- [TEXT SHOWN]:
Problem Description
Find the fraction closest to sqrt(N), the denominator of the fraction is no more than M.
Input
The input consists of multiple test cases.For each case the input contains two integers N and M, 1<=N<=1000000, 1<=M<=1000.
Output
For each case output one line, contaning the fraction that in the form "A/B" where A and B are positive integers with no common factors greater than one.
Sample Input
9 4
Sample Output
3/1
1.输入
2.求出N的算术平方根得N1
3.分数分子为N1*M,分母为M
4.约分,分子分母同除以最大公约数
5.输出
#include<stdio.h>
#include<math.h>
#include<stdlib.h>
typedef struct fraction
{
int numerator;
short denominator;
}fraction;
void reduation(fraction* fract)
{
int x=fract->numerator,y=fract->denominator;
while(y!=0)

- [RECORDS SUPPLIED]:
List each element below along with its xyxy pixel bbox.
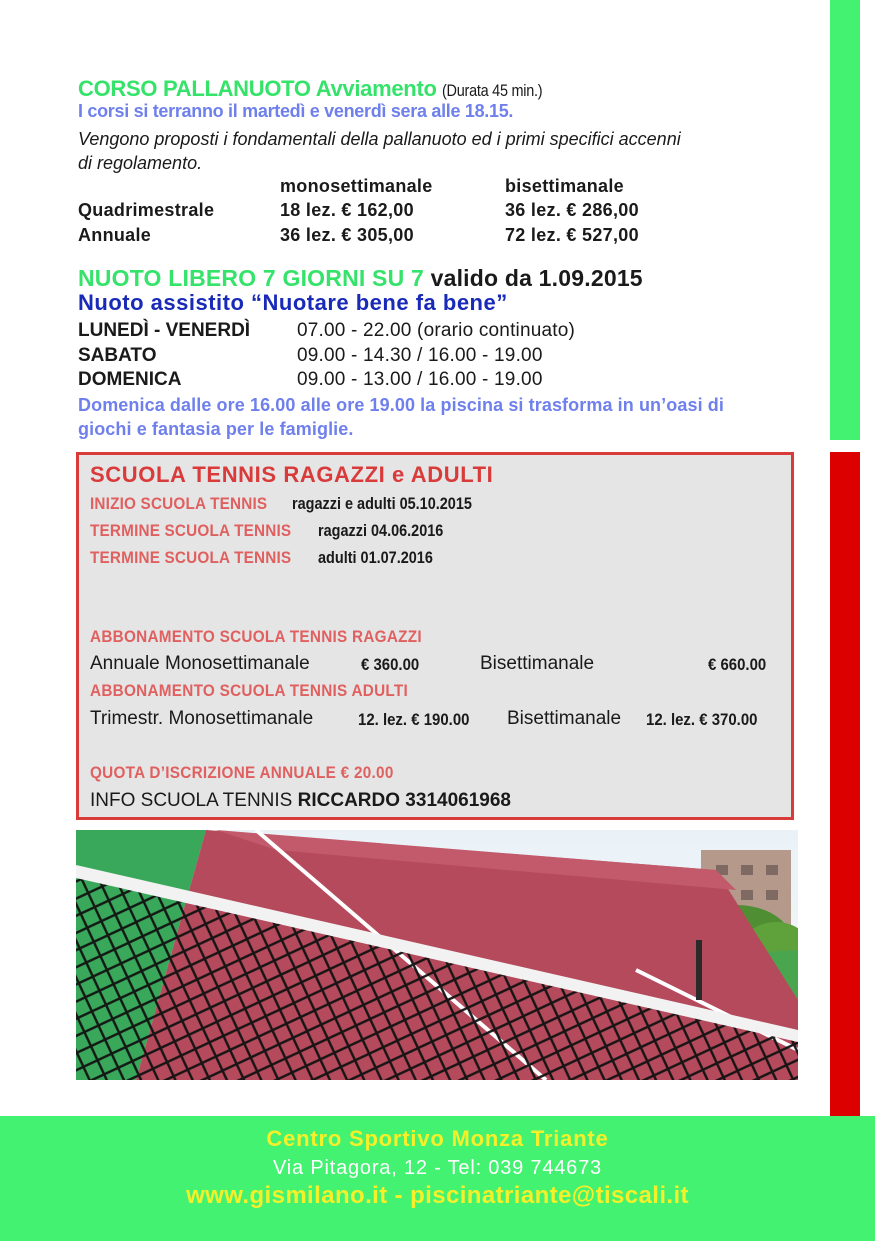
tennis-date-label: TERMINE SCUOLA TENNIS xyxy=(90,521,292,540)
adulti-bi-price-text: 12. lez. € 370.00 xyxy=(646,710,758,729)
ragazzi-bi-price xyxy=(708,654,774,676)
ragazzi-mono-price xyxy=(361,654,427,676)
adulti-mono-label: Trimestr. Monosettimanale xyxy=(90,708,314,729)
price-row-bi: 72 lez. € 527,00 xyxy=(505,225,639,245)
adulti-mono-price xyxy=(358,709,485,731)
tennis-date-label: INIZIO SCUOLA TENNIS xyxy=(90,494,268,513)
tennis-date-row xyxy=(90,494,503,514)
tennis-date-row xyxy=(90,521,466,541)
red-side-stripe xyxy=(830,452,860,1116)
tennis-info-label: INFO SCUOLA TENNIS xyxy=(90,790,293,811)
tennis-title: SCUOLA TENNIS RAGAZZI e ADULTI xyxy=(90,462,494,487)
tennis-date-value: ragazzi 04.06.2016 xyxy=(318,521,444,540)
pallanuoto-title xyxy=(78,76,560,102)
pallanuoto-duration: (Durata 45 min.) xyxy=(442,81,543,100)
adulti-bi-price xyxy=(646,709,773,731)
footer-web-email: www.gismilano.it - piscinatriante@tiscali.it xyxy=(186,1182,689,1209)
tennis-date-value: ragazzi e adulti 05.10.2015 xyxy=(291,494,472,513)
ragazzi-bi-label: Bisettimanale xyxy=(480,653,595,674)
ragazzi-mono-price-text: € 360.00 xyxy=(361,655,420,674)
hours-time: 07.00 - 22.00 (orario continuato) xyxy=(297,320,576,341)
annual-fee-label: QUOTA D’ISCRIZIONE ANNUALE xyxy=(90,763,337,782)
hours-day: DOMENICA xyxy=(78,369,182,390)
footer-address: Via Pitagora, 12 - Tel: 039 744673 xyxy=(273,1157,602,1179)
tennis-info-value: RICCARDO 3314061968 xyxy=(297,790,511,811)
nuoto-assistito-subtitle: Nuoto assistito “Nuotare bene fa bene” xyxy=(78,290,508,315)
price-header-bi: bisettimanale xyxy=(505,176,624,196)
hours-time: 09.00 - 14.30 / 16.00 - 19.00 xyxy=(297,345,543,366)
tennis-date-row xyxy=(90,548,454,568)
nuoto-libero-valid-from: valido da 1.09.2015 xyxy=(430,265,643,291)
pallanuoto-title-text: CORSO PALLANUOTO Avviamento xyxy=(78,76,437,101)
hours-day: LUNEDÌ - VENERDÌ xyxy=(78,320,251,341)
annual-fee-value: € 20.00 xyxy=(340,763,394,782)
price-row-bi: 36 lez. € 286,00 xyxy=(505,200,639,220)
price-header-mono: monosettimanale xyxy=(280,176,433,196)
adulti-mono-price-text: 12. lez. € 190.00 xyxy=(358,710,470,729)
ragazzi-subscription-heading: ABBONAMENTO SCUOLA TENNIS RAGAZZI xyxy=(90,627,422,646)
ragazzi-bi-price-text: € 660.00 xyxy=(708,655,767,674)
hours-time: 09.00 - 13.00 / 16.00 - 19.00 xyxy=(297,369,543,390)
tennis-info-contact xyxy=(90,790,511,812)
pallanuoto-description: Vengono proposti i fondamentali della pallanuoto ed i primi specifici accenni di regolamento. xyxy=(78,129,681,173)
pallanuoto-schedule: I corsi si terranno il martedì e venerdì sera alle 18.15. xyxy=(78,101,514,121)
green-side-stripe xyxy=(830,0,860,440)
tennis-date-label: TERMINE SCUOLA TENNIS xyxy=(90,548,292,567)
tennis-net-illustration xyxy=(76,830,798,1080)
price-row-mono: 18 lez. € 162,00 xyxy=(280,200,414,220)
adulti-bi-label: Bisettimanale xyxy=(507,708,622,729)
sunday-family-note: Domenica dalle ore 16.00 alle ore 19.00 la piscina si trasforma in un’oasi di giochi e fantasia per le famiglie. xyxy=(78,395,724,439)
footer-center-name: Centro Sportivo Monza Triante xyxy=(266,1126,609,1151)
tennis-net-photo xyxy=(76,830,798,1080)
price-row-label: Quadrimestrale xyxy=(78,200,215,220)
price-row-label: Annuale xyxy=(78,225,152,245)
ragazzi-mono-label: Annuale Monosettimanale xyxy=(90,653,310,674)
nuoto-libero-title xyxy=(78,265,643,292)
nuoto-libero-title-text: NUOTO LIBERO 7 GIORNI SU 7 xyxy=(78,265,424,291)
price-row-mono: 36 lez. € 305,00 xyxy=(280,225,414,245)
adulti-subscription-heading: ABBONAMENTO SCUOLA TENNIS ADULTI xyxy=(90,681,409,700)
tennis-date-value: adulti 01.07.2016 xyxy=(318,548,434,567)
hours-day: SABATO xyxy=(78,345,157,366)
annual-fee xyxy=(90,763,394,783)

- [SET PROBLEM 1]:
Could you repeat, word for word, every line in the rows above from the line containing "tennis-date-label: TERMINE SCUOLA TENNIS xyxy=(90,521,292,540)" to the line containing "pallanuoto-title-text: CORSO PALLANUOTO", including both of those lines?
- [SET PROBLEM 2]:
Could you pick up the square-root fraction program after its last shown line and carry the code on from there?

- [EXERCISE OUTPUT 1]:
tennis-date-label: TERMINE SCUOLA TENNIS xyxy=(90,521,292,540)
adulti-bi-price-text: 12. lez. € 370.00 xyxy=(646,710,758,729)
ragazzi-bi-price xyxy=(708,654,774,676)
ragazzi-mono-price xyxy=(361,654,427,676)
adulti-mono-label: Trimestr. Monosettimanale xyxy=(90,708,314,729)
price-row-bi: 72 lez. € 527,00 xyxy=(505,225,639,245)
adulti-mono-price xyxy=(358,709,485,731)
tennis-date-label: INIZIO SCUOLA TENNIS xyxy=(90,494,268,513)
tennis-date-row xyxy=(90,494,503,514)
tennis-date-row xyxy=(90,521,466,541)
red-side-stripe xyxy=(830,452,860,1116)
tennis-info-label: INFO SCUOLA TENNIS xyxy=(90,790,293,811)
tennis-title: SCUOLA TENNIS RAGAZZI e ADULTI xyxy=(90,462,494,487)
tennis-date-value: ragazzi 04.06.2016 xyxy=(318,521,444,540)
pallanuoto-title xyxy=(78,76,560,102)
pallanuoto-duration: (Durata 45 min.) xyxy=(442,81,543,100)
adulti-bi-price xyxy=(646,709,773,731)
footer-web-email: www.gismilano.it - piscinatriante@tiscali.it xyxy=(186,1182,689,1209)
tennis-date-value: ragazzi e adulti 05.10.2015 xyxy=(291,494,472,513)
ragazzi-bi-label: Bisettimanale xyxy=(480,653,595,674)
ragazzi-mono-price-text: € 360.00 xyxy=(361,655,420,674)
hours-time: 07.00 - 22.00 (orario continuato) xyxy=(297,320,576,341)
annual-fee-label: QUOTA D’ISCRIZIONE ANNUALE xyxy=(90,763,337,782)
hours-day: DOMENICA xyxy=(78,369,182,390)
footer-address: Via Pitagora, 12 - Tel: 039 744673 xyxy=(273,1157,602,1179)
tennis-info-value: RICCARDO 3314061968 xyxy=(297,790,511,811)
nuoto-assistito-subtitle: Nuoto assistito “Nuotare bene fa bene” xyxy=(78,290,508,315)
price-header-bi: bisettimanale xyxy=(505,176,624,196)
hours-time: 09.00 - 14.30 / 16.00 - 19.00 xyxy=(297,345,543,366)
tennis-date-row xyxy=(90,548,454,568)
nuoto-libero-valid-from: valido da 1.09.2015 xyxy=(430,265,643,291)
pallanuoto-title-text: CORSO PALLANUOTO Avviamento xyxy=(78,76,437,101)

- [EXERCISE OUTPUT 2]:
{
int z=x%y;
x=y,y=z;
}
fract->numerator/=x,fract->denominator/=x;
return;
}
int main(void)
{
fraction fract={0,0};
scanf("Input N:%d",&fract.numerator);
scanf("Input M:%hd",&fract.denominator);
if(!(1<=fract.numerator&&fract.numerator<=1000000))
{
puts("Error Input N");
return 1;
}
if(!(1<=fract.denominator&&fract.denominator<=1000))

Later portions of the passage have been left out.